(Entries taken from a collection)

· · · · · · ·

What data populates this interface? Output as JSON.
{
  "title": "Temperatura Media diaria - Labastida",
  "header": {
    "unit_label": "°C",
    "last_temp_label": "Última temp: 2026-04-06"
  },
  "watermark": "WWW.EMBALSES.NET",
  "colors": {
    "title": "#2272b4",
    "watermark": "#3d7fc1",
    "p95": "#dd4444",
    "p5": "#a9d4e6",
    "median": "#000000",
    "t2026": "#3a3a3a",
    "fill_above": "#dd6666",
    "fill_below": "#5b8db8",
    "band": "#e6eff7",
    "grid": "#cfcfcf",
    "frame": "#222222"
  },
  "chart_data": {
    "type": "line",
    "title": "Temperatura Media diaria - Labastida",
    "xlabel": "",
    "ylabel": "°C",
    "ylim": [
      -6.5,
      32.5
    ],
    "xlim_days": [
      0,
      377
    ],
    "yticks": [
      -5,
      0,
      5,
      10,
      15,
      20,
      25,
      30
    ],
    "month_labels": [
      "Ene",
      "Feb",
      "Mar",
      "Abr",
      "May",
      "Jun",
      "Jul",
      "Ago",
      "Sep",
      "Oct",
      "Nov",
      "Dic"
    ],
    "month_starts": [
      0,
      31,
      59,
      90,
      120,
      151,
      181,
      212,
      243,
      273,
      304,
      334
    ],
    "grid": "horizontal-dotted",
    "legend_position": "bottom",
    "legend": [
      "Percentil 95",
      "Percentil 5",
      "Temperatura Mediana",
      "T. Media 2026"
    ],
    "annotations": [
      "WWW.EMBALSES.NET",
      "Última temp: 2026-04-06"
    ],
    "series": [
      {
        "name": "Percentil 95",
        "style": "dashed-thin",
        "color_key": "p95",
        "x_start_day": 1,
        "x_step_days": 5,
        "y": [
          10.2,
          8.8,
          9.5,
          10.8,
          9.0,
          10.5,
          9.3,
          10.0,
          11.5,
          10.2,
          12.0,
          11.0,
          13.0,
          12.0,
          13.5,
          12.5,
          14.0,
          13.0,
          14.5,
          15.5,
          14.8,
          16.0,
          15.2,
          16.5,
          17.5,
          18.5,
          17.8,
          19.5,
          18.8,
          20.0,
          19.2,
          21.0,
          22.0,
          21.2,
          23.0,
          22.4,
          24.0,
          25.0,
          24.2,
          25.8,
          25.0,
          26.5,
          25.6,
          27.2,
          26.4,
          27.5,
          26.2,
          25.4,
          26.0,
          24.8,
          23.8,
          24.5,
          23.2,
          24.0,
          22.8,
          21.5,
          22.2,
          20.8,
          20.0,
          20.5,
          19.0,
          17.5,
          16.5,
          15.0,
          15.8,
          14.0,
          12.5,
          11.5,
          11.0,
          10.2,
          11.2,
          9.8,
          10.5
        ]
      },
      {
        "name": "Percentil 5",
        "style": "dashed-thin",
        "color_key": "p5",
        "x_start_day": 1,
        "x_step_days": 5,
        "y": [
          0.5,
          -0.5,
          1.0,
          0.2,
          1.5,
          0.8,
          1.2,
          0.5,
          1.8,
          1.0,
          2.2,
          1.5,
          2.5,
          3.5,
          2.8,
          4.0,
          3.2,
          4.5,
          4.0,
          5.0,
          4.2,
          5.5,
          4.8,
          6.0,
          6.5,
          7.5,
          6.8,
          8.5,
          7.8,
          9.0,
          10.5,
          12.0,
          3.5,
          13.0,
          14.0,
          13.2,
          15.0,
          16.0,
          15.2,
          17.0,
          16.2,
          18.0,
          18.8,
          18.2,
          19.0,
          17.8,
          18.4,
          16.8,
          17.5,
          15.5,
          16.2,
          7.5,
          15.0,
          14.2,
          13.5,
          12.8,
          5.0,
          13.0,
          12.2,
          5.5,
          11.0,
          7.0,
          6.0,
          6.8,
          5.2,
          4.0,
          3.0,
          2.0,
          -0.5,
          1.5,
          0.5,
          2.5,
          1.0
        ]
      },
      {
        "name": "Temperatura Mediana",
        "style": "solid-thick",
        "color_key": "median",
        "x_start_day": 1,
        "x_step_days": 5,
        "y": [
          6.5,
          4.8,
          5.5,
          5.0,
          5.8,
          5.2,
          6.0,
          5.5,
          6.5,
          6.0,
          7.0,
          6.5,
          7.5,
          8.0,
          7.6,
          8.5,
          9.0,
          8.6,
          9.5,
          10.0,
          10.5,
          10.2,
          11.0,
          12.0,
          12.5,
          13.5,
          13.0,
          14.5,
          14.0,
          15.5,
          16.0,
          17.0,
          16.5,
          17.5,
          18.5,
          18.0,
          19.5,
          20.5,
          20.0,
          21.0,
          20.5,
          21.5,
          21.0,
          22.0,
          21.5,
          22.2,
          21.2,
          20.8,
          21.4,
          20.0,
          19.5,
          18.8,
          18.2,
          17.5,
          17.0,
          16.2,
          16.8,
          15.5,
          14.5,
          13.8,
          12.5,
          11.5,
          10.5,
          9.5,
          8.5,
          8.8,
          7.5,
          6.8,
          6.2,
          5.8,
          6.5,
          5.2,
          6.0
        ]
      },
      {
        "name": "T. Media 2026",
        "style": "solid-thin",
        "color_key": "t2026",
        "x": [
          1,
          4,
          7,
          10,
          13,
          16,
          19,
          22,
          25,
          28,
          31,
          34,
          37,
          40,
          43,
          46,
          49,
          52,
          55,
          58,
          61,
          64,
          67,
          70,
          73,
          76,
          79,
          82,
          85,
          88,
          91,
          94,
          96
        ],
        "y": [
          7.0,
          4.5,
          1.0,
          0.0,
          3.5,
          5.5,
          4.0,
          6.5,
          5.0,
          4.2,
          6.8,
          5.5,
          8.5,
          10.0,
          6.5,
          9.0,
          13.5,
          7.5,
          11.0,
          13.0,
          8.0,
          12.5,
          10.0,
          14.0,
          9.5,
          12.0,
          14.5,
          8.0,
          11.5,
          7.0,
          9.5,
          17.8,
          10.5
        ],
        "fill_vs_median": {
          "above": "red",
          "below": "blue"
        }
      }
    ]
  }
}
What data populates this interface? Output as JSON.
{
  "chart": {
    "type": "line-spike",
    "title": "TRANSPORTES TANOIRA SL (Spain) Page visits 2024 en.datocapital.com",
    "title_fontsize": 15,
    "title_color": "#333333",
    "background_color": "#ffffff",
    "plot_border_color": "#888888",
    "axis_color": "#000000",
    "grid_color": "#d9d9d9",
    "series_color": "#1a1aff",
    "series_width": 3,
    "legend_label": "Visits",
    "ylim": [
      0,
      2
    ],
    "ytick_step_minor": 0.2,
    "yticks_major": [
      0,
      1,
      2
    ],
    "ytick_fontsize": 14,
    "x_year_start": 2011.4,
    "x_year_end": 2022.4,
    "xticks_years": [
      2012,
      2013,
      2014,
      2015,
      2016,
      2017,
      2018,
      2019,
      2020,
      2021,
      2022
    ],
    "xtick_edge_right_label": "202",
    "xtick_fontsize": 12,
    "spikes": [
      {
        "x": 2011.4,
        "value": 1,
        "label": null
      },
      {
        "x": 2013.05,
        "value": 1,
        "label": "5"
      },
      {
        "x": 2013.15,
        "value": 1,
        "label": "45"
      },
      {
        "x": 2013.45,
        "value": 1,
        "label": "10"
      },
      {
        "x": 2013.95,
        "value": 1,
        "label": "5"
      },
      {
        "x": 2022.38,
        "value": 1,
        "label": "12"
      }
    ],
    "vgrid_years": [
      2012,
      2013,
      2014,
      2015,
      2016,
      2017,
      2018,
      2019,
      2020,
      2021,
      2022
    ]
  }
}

· · · · · · ·

Show each line in the entries that holds the string "Labastida".

• SOLUTION FOR THIS PROBLEM
  "title": "Temperatura Media diaria - Labastida",
    "title": "Temperatura Media diaria - Labastida",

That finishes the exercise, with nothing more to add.